### DATA EXCERPTS

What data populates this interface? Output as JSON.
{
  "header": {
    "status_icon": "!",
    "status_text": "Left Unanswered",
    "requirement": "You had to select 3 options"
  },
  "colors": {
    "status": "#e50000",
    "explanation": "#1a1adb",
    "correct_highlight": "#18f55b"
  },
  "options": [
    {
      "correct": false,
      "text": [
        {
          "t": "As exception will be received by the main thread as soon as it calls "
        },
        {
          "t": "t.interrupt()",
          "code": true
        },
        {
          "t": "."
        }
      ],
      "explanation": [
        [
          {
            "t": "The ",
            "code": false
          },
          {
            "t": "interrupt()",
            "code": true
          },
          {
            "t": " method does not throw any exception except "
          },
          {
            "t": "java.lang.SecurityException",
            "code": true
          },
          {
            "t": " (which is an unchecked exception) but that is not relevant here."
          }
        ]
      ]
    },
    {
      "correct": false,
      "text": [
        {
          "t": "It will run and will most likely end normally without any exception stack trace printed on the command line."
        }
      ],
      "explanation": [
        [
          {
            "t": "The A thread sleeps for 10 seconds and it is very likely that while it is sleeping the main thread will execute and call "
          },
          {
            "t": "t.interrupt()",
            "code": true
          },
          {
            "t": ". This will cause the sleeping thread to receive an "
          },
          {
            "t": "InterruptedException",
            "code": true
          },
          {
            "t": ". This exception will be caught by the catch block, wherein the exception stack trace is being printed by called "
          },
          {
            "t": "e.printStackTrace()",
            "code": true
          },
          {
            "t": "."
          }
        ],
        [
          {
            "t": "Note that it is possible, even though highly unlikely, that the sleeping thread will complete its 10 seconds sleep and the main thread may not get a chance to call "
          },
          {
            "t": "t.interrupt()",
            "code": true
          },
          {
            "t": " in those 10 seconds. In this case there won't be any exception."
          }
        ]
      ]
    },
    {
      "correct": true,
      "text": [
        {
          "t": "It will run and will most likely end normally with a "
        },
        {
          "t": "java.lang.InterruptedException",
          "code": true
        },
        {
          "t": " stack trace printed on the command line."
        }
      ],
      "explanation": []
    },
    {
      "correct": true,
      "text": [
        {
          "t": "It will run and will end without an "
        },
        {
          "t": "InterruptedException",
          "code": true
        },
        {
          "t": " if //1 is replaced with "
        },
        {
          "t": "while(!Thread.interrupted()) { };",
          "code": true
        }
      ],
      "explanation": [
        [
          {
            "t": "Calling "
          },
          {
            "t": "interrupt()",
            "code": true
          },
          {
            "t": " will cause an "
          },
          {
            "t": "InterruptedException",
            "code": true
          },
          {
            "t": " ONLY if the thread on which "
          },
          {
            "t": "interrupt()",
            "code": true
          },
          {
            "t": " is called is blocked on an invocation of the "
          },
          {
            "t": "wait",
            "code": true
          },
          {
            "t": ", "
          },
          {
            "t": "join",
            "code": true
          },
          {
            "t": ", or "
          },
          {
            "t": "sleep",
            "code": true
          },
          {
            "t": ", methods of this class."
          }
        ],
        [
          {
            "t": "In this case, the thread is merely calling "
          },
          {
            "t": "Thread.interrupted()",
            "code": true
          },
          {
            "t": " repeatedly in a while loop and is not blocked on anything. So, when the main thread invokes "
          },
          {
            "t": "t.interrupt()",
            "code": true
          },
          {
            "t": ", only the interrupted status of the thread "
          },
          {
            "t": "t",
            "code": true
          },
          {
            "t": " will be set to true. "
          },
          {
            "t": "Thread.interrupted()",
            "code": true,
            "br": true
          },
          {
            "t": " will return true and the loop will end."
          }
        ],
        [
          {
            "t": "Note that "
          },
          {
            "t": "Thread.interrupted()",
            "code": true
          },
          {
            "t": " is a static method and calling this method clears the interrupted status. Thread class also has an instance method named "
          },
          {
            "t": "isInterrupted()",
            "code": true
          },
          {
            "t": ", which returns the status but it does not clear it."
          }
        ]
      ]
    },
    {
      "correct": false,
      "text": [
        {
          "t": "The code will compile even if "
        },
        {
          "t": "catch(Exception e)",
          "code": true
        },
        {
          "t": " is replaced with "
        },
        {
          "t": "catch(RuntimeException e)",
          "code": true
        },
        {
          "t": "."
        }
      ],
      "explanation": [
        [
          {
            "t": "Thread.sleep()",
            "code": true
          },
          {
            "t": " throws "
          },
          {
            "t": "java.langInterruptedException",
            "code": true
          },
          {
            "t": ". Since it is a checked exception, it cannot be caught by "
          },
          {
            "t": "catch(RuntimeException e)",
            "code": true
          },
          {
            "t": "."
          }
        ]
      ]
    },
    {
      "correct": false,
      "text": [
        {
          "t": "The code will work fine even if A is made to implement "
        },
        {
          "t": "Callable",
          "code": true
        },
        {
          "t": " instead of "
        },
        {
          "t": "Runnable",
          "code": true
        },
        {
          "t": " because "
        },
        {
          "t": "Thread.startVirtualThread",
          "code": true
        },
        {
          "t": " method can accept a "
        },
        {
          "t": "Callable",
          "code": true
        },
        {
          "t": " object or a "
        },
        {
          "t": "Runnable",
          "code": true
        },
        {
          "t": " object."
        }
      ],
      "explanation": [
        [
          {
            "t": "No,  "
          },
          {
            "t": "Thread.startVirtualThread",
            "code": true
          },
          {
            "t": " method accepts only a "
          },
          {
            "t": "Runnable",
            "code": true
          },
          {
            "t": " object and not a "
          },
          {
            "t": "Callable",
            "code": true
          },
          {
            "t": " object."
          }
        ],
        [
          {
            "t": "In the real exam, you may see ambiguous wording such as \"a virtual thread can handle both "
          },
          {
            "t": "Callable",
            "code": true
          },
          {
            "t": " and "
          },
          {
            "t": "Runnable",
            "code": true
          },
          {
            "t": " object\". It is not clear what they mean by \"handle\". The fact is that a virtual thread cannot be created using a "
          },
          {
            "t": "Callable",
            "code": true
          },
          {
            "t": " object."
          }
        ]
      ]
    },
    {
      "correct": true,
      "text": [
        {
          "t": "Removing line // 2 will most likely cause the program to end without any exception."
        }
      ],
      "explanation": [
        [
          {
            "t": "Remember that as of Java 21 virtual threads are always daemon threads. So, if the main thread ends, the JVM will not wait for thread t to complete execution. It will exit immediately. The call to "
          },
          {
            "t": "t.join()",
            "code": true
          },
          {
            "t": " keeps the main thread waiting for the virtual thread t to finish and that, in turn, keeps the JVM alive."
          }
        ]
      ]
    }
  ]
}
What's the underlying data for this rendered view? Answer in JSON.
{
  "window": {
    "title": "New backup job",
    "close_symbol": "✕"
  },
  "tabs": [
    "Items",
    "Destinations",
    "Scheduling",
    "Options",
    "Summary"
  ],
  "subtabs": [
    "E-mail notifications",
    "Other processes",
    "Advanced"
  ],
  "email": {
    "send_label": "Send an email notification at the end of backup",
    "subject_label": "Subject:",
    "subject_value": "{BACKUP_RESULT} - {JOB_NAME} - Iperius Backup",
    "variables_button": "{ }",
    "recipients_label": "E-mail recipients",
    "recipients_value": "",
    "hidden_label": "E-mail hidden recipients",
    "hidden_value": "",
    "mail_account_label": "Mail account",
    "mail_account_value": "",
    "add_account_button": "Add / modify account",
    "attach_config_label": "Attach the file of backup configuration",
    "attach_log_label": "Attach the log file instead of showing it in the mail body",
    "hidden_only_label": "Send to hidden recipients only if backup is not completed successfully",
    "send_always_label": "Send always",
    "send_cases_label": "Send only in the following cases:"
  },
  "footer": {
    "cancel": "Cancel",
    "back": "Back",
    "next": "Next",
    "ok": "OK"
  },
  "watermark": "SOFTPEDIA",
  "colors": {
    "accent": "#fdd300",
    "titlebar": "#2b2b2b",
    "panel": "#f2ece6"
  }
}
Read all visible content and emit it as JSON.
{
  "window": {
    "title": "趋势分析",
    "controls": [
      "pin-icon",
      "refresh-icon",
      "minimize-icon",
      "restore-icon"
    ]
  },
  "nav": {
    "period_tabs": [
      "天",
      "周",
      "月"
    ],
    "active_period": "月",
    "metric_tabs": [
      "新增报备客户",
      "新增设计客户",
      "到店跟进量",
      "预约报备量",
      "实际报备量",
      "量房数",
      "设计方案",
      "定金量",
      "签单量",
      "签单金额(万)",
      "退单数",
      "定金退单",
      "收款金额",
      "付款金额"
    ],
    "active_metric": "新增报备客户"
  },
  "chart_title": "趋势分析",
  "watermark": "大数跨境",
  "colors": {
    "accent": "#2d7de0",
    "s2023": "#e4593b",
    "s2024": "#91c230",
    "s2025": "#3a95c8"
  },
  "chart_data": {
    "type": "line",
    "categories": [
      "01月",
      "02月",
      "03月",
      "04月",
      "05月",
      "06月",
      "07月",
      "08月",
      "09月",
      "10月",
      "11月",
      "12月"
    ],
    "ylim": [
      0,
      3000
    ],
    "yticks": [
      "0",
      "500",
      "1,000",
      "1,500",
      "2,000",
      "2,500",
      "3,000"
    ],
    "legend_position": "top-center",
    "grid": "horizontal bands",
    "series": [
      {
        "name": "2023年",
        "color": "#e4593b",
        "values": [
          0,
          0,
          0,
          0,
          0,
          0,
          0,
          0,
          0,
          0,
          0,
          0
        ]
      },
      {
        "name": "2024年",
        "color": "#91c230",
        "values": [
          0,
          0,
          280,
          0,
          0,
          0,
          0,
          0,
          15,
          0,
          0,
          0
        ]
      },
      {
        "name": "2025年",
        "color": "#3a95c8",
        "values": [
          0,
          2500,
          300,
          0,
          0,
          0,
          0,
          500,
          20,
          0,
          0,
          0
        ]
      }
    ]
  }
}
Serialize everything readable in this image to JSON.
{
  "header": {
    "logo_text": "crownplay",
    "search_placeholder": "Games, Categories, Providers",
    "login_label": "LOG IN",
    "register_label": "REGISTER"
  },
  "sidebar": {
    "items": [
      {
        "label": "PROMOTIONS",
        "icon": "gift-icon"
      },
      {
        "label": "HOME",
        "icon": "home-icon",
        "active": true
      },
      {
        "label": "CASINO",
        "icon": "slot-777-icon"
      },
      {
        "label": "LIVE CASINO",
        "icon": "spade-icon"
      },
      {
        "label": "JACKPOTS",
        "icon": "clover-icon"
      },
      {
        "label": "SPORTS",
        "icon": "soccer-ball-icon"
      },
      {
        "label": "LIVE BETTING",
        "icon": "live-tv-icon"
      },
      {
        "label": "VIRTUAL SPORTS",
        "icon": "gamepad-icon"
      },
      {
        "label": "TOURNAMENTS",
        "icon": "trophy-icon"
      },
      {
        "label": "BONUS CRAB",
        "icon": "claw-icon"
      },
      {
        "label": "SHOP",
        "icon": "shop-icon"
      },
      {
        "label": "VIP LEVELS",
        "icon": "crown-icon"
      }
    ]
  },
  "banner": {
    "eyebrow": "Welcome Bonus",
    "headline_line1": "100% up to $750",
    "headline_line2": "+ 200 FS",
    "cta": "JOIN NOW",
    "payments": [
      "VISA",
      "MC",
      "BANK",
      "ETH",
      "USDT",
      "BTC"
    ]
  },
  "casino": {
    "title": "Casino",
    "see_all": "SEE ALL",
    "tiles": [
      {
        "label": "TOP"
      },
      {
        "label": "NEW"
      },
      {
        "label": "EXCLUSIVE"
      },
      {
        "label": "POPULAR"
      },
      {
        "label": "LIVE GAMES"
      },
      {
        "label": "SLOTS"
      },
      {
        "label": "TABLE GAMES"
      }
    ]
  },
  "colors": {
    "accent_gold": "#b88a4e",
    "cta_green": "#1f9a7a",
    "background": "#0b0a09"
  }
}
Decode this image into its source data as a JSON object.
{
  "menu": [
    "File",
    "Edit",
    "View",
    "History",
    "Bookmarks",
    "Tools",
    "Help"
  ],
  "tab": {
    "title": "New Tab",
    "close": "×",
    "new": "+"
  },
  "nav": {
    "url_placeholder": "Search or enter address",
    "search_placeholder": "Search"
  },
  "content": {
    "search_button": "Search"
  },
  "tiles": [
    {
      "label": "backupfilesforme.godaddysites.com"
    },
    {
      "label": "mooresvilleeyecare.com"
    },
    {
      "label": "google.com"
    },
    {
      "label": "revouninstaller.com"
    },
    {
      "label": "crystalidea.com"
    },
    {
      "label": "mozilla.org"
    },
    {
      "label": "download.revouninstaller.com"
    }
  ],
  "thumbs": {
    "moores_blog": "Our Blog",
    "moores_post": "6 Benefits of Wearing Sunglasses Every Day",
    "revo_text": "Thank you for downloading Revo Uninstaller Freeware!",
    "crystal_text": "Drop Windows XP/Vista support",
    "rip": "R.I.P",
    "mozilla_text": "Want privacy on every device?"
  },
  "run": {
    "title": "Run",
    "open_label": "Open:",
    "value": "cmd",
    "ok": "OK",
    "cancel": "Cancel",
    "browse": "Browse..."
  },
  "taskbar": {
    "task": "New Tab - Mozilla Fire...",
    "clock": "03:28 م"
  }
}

######

> EXERCISE DESCRIPTION
Extract, unchanged, the closing run of lines that opens with the line containing "Decode this image" and ends with the last line.

> OUTPUT
Decode this image into its source data as a JSON object.
{
  "menu": [
    "File",
    "Edit",
    "View",
    "History",
    "Bookmarks",
    "Tools",
    "Help"
  ],
  "tab": {
    "title": "New Tab",
    "close": "×",
    "new": "+"
  },
  "nav": {
    "url_placeholder": "Search or enter address",
    "search_placeholder": "Search"
  },
  "content": {
    "search_button": "Search"
  },
  "tiles": [
    {
      "label": "backupfilesforme.godaddysites.com"
    },
    {
      "label": "mooresvilleeyecare.com"
    },
    {
      "label": "google.com"
    },
    {
      "label": "revouninstaller.com"
    },
    {
      "label": "crystalidea.com"
    },
    {
      "label": "mozilla.org"
    },
    {
      "label": "download.revouninstaller.com"
    }
  ],
  "thumbs": {
    "moores_blog": "Our Blog",
    "moores_post": "6 Benefits of Wearing Sunglasses Every Day",
    "revo_text": "Thank you for downloading Revo Uninstaller Freeware!",
    "crystal_text": "Drop Windows XP/Vista support",
    "rip": "R.I.P",
    "mozilla_text": "Want privacy on every device?"
  },
  "run": {
    "title": "Run",
    "open_label": "Open:",
    "value": "cmd",
    "ok": "OK",
    "cancel": "Cancel",
    "browse": "Browse..."
  },
  "taskbar": {
    "task": "New Tab - Mozilla Fire...",
    "clock": "03:28 م"
  }
}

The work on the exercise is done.